Copy each line of the records that contains the word "личинкалар".

Source records
--- BEGIN ---

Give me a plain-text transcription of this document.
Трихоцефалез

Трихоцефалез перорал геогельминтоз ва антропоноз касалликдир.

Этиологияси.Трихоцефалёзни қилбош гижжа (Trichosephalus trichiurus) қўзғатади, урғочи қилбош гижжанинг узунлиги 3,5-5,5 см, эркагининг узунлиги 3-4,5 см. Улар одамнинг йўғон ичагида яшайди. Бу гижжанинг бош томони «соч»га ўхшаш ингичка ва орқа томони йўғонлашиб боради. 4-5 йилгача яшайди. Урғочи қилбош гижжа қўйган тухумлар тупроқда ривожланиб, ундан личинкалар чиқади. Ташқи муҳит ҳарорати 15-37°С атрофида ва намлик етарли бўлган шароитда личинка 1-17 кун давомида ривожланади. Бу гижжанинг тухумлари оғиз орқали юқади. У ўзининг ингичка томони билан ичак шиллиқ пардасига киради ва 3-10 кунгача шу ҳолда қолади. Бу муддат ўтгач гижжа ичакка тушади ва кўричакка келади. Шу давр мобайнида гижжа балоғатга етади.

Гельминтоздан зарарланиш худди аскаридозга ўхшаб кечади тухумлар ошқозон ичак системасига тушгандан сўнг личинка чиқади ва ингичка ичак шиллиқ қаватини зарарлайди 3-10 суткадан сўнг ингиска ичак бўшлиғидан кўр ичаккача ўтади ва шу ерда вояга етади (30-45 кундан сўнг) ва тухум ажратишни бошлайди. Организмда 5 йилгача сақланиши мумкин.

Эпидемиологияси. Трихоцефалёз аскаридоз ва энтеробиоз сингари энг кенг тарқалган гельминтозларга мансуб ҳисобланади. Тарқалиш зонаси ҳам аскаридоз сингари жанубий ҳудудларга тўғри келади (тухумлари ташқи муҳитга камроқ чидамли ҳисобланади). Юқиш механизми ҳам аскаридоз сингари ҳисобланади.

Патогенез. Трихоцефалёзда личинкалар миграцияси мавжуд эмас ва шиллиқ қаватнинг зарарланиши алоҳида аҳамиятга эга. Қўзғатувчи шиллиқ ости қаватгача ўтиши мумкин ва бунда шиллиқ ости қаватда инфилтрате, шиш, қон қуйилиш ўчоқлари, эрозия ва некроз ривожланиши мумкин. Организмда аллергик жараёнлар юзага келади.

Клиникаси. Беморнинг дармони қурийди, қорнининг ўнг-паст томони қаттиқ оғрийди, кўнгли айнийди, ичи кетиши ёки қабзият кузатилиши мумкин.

--- END ---

§ Written reply
Этиологияси.Трихоцефалёзни қилбош гижжа (Trichosephalus trichiurus) қўзғатади, урғочи қилбош гижжанинг узунлиги 3,5-5,5 см, эркагининг узунлиги 3-4,5 см. Улар одамнинг йўғон ичагида яшайди. Бу гижжанинг бош томони «соч»га ўхшаш ингичка ва орқа томони йўғонлашиб боради. 4-5 йилгача яшайди. Урғочи қилбош гижжа қўйган тухумлар тупроқда ривожланиб, ундан личинкалар чиқади. Ташқи муҳит ҳарорати 15-37°С атрофида ва намлик етарли бўлган шароитда личинка 1-17 кун давомида ривожланади. Бу гижжанинг тухумлари оғиз орқали юқади. У ўзининг ингичка томони билан ичак шиллиқ пардасига киради ва 3-10 кунгача шу ҳолда қолади. Бу муддат ўтгач гижжа ичакка тушади ва кўричакка келади. Шу давр мобайнида гижжа балоғатга етади.
Патогенез. Трихоцефалёзда личинкалар миграцияси мавжуд эмас ва шиллиқ қаватнинг зарарланиши алоҳида аҳамиятга эга. Қўзғатувчи шиллиқ ости қаватгача ўтиши мумкин ва бунда шиллиқ ости қаватда инфилтрате, шиш, қон қуйилиш ўчоқлари, эрозия ва некроз ривожланиши мумкин. Организмда аллергик жараёнлар юзага келади.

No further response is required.